──────── Data provided

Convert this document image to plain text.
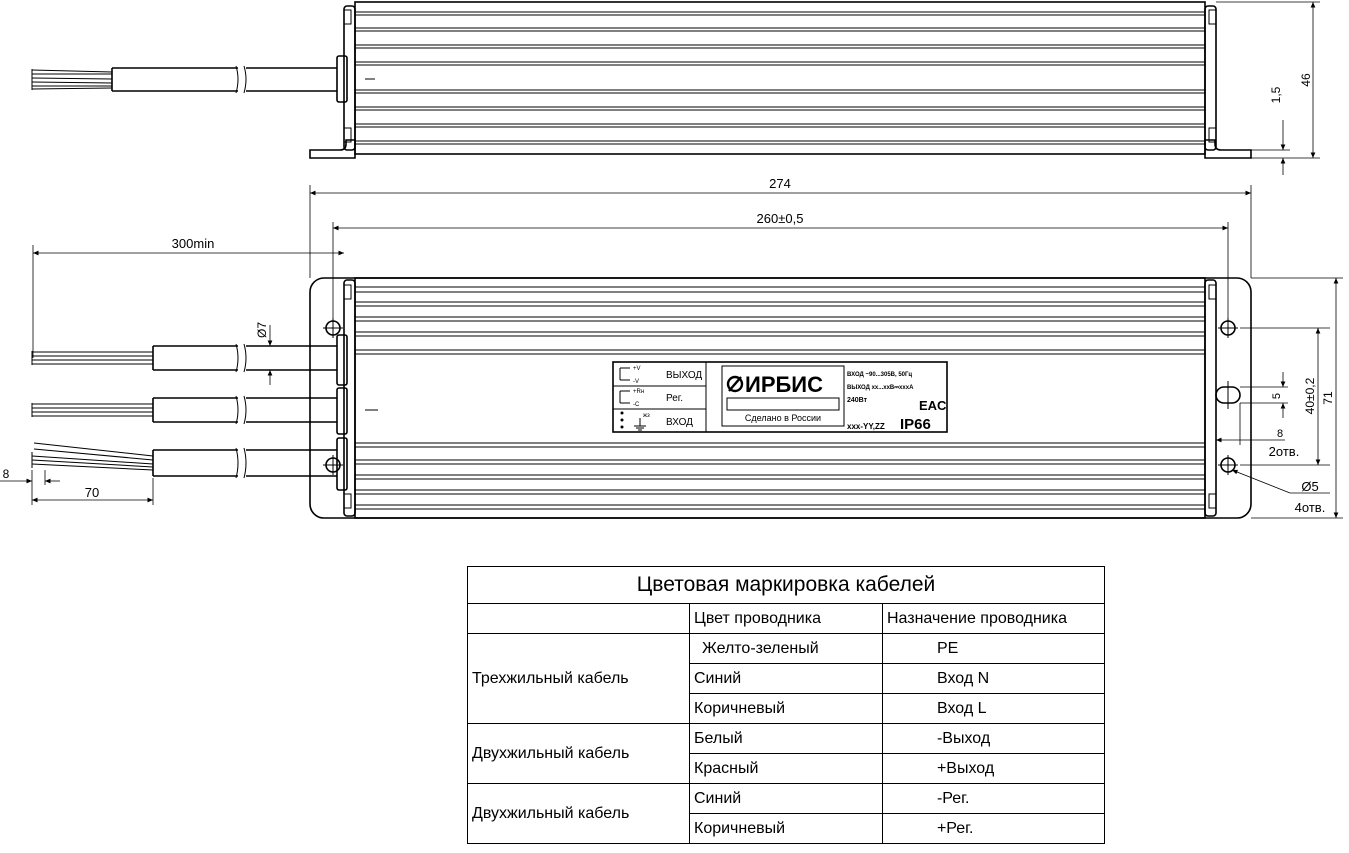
46
1,5
274
260±0,5
300min
Ø7
70
8
71
40±0,2
5
8
2отв.
Ø5
4отв.
+V
-V
ВЫХОД
+Rн
-С
Рег.
жз
ВХОД
ИРБИС
Сделано в России
ВХОД ~90...305В, 50Гц
ВЫХОД хх...ххВ⎓хххА
240Вт	EAC
ххх-YY,ZZ IP66
Цветовая маркировка кабелей		
	Цвет проводника	Назначение проводника
Трехжильный кабель	Желто-зеленый	PE
	Синий	Вход N
	Коричневый	Вход L
Двухжильный кабель	Белый	-Выход
	Красный	+Выход
Двухжильный кабель	Синий	-Рег.
	Коричневый	+Рег.
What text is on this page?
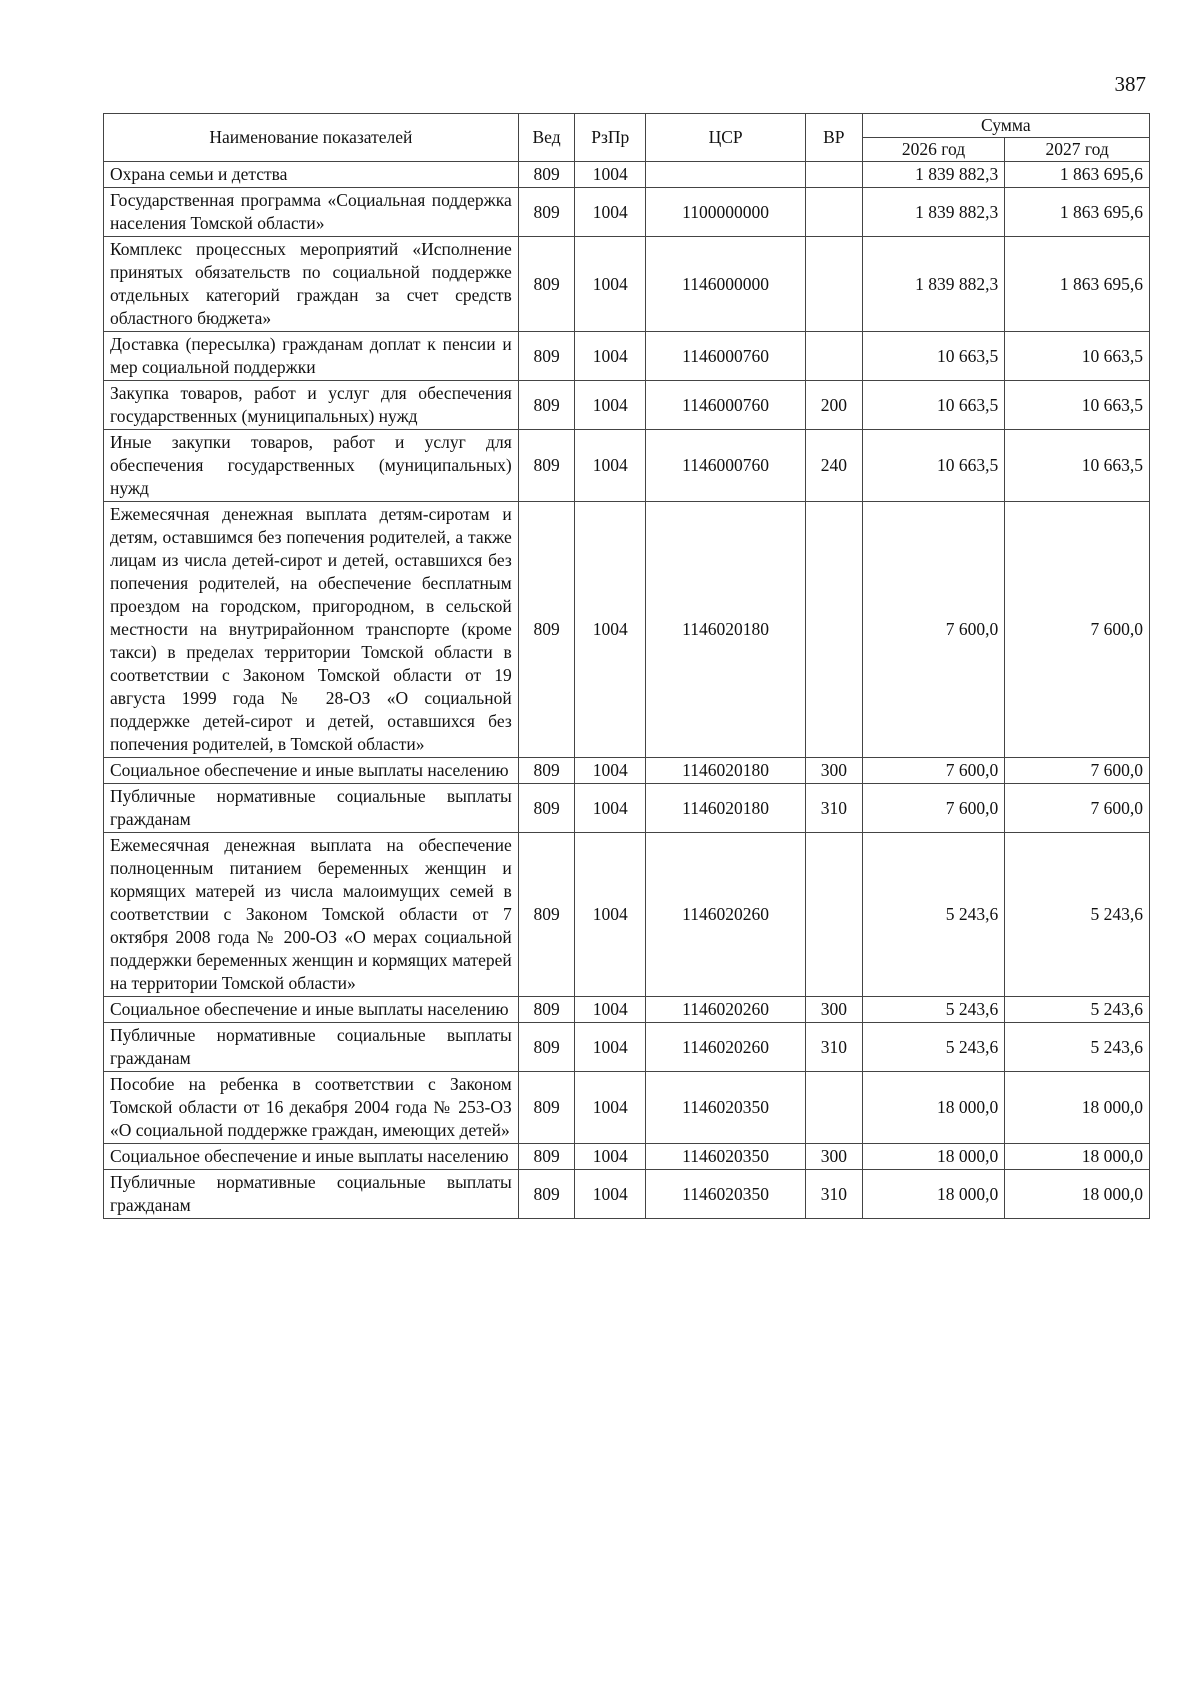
387
Наименование показателей	Вед	РзПр	ЦСР	ВР	Сумма	
					2026 год	2027 год
Охрана семьи и детства	809	1004			1 839 882,3	1 863 695,6
Государственная программа «Социальная поддержка населения Томской области»	809	1004	1100000000		1 839 882,3	1 863 695,6
Комплекс процессных мероприятий «Исполнение принятых обязательств по социальной поддержке отдельных категорий граждан за счет средств областного бюджета»	809	1004	1146000000		1 839 882,3	1 863 695,6
Доставка (пересылка) гражданам доплат к пенсии и мер социальной поддержки	809	1004	1146000760		10 663,5	10 663,5
Закупка товаров, работ и услуг для обеспечения государственных (муниципальных) нужд	809	1004	1146000760	200	10 663,5	10 663,5
Иные закупки товаров, работ и услуг для обеспечения государственных (муниципальных) нужд	809	1004	1146000760	240	10 663,5	10 663,5
Ежемесячная денежная выплата детям-сиротам и детям, оставшимся без попечения родителей, а также лицам из числа детей-сирот и детей, оставшихся без попечения родителей, на обеспечение бесплатным проездом на городском, пригородном, в сельской местности на внутрирайонном транспорте (кроме такси) в пределах территории Томской области в соответствии с Законом Томской области от 19 августа 1999 года № 28-ОЗ «О социальной поддержке детей-сирот и детей, оставшихся без попечения родителей, в Томской области»	809	1004	1146020180		7 600,0	7 600,0
Социальное обеспечение и иные выплаты населению	809	1004	1146020180	300	7 600,0	7 600,0
Публичные нормативные социальные выплаты гражданам	809	1004	1146020180	310	7 600,0	7 600,0
Ежемесячная денежная выплата на обеспечение полноценным питанием беременных женщин и кормящих матерей из числа малоимущих семей в соответствии с Законом Томской области от 7 октября 2008 года № 200-ОЗ «О мерах социальной поддержки беременных женщин и кормящих матерей на территории Томской области»	809	1004	1146020260		5 243,6	5 243,6
Социальное обеспечение и иные выплаты населению	809	1004	1146020260	300	5 243,6	5 243,6
Публичные нормативные социальные выплаты гражданам	809	1004	1146020260	310	5 243,6	5 243,6
Пособие на ребенка в соответствии с Законом Томской области от 16 декабря 2004 года № 253-ОЗ «О социальной поддержке граждан, имеющих детей»	809	1004	1146020350		18 000,0	18 000,0
Социальное обеспечение и иные выплаты населению	809	1004	1146020350	300	18 000,0	18 000,0
Публичные нормативные социальные выплаты гражданам	809	1004	1146020350	310	18 000,0	18 000,0
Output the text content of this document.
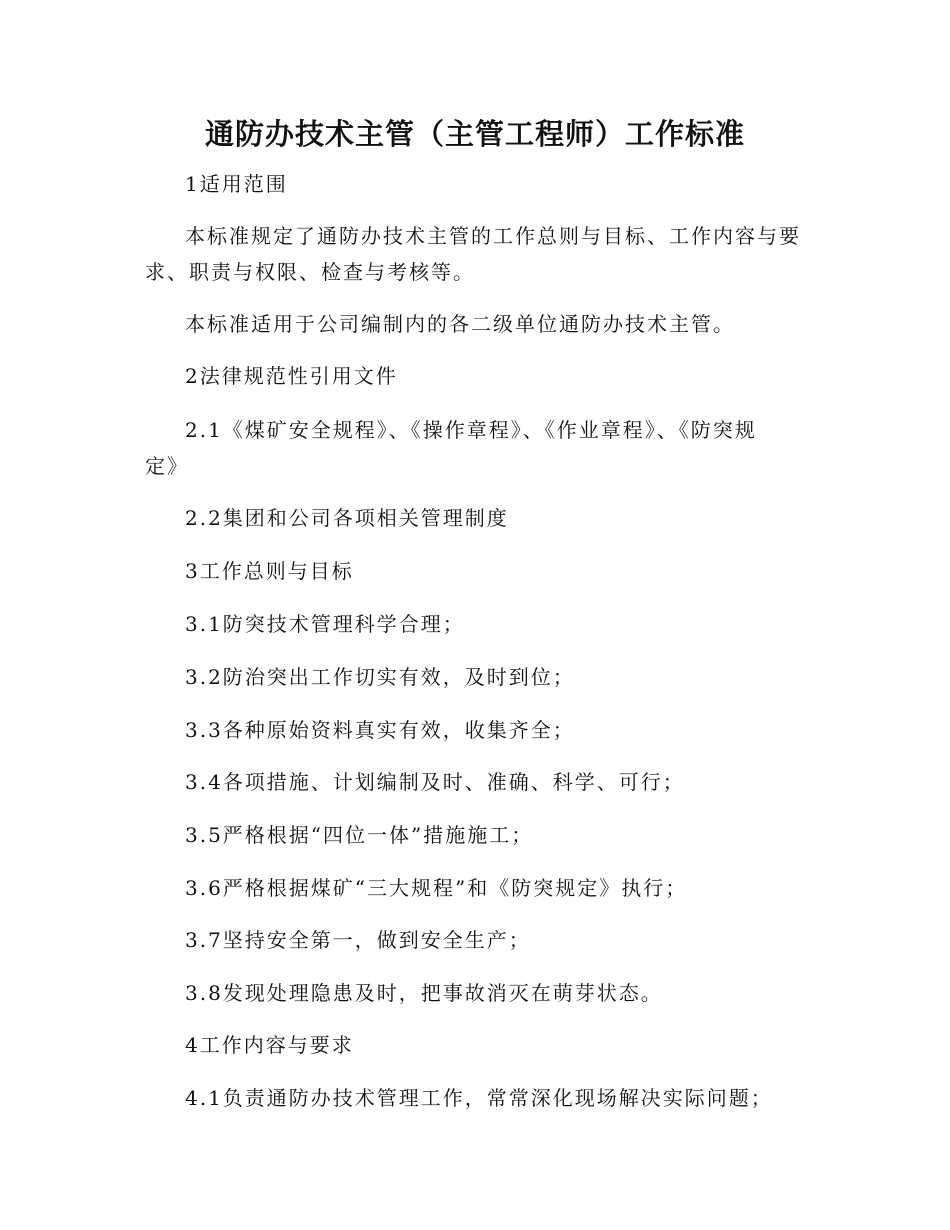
通防办技术主管（主管工程师）工作标准
1适用范围
本标准规定了通防办技术主管的工作总则与目标、工作内容与要
求、职责与权限、检查与考核等。
本标准适用于公司编制内的各二级单位通防办技术主管。
2法律规范性引用文件
2.1《煤矿安全规程》、《操作章程》、《作业章程》、《防突规
定》
2.2集团和公司各项相关管理制度
3工作总则与目标
3.1防突技术管理科学合理；
3.2防治突出工作切实有效，及时到位；
3.3各种原始资料真实有效，收集齐全；
3.4各项措施、计划编制及时、准确、科学、可行；
3.5严格根据“四位一体”措施施工；
3.6严格根据煤矿“三大规程”和《防突规定》执行；
3.7坚持安全第一，做到安全生产；
3.8发现处理隐患及时，把事故消灭在萌芽状态。
4工作内容与要求
4.1负责通防办技术管理工作，常常深化现场解决实际问题；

────────────────

- _Do this_
Extract every line containing the string "Социальное" from the data above.

- _Solution to the problem_
Социальное обеспечение и иные выплаты населению	809	1004	1146020180	300	7 600,0	7 600,0
Социальное обеспечение и иные выплаты населению	809	1004	1146020260	300	5 243,6	5 243,6
Социальное обеспечение и иные выплаты населению	809	1004	1146020350	300	18 000,0	18 000,0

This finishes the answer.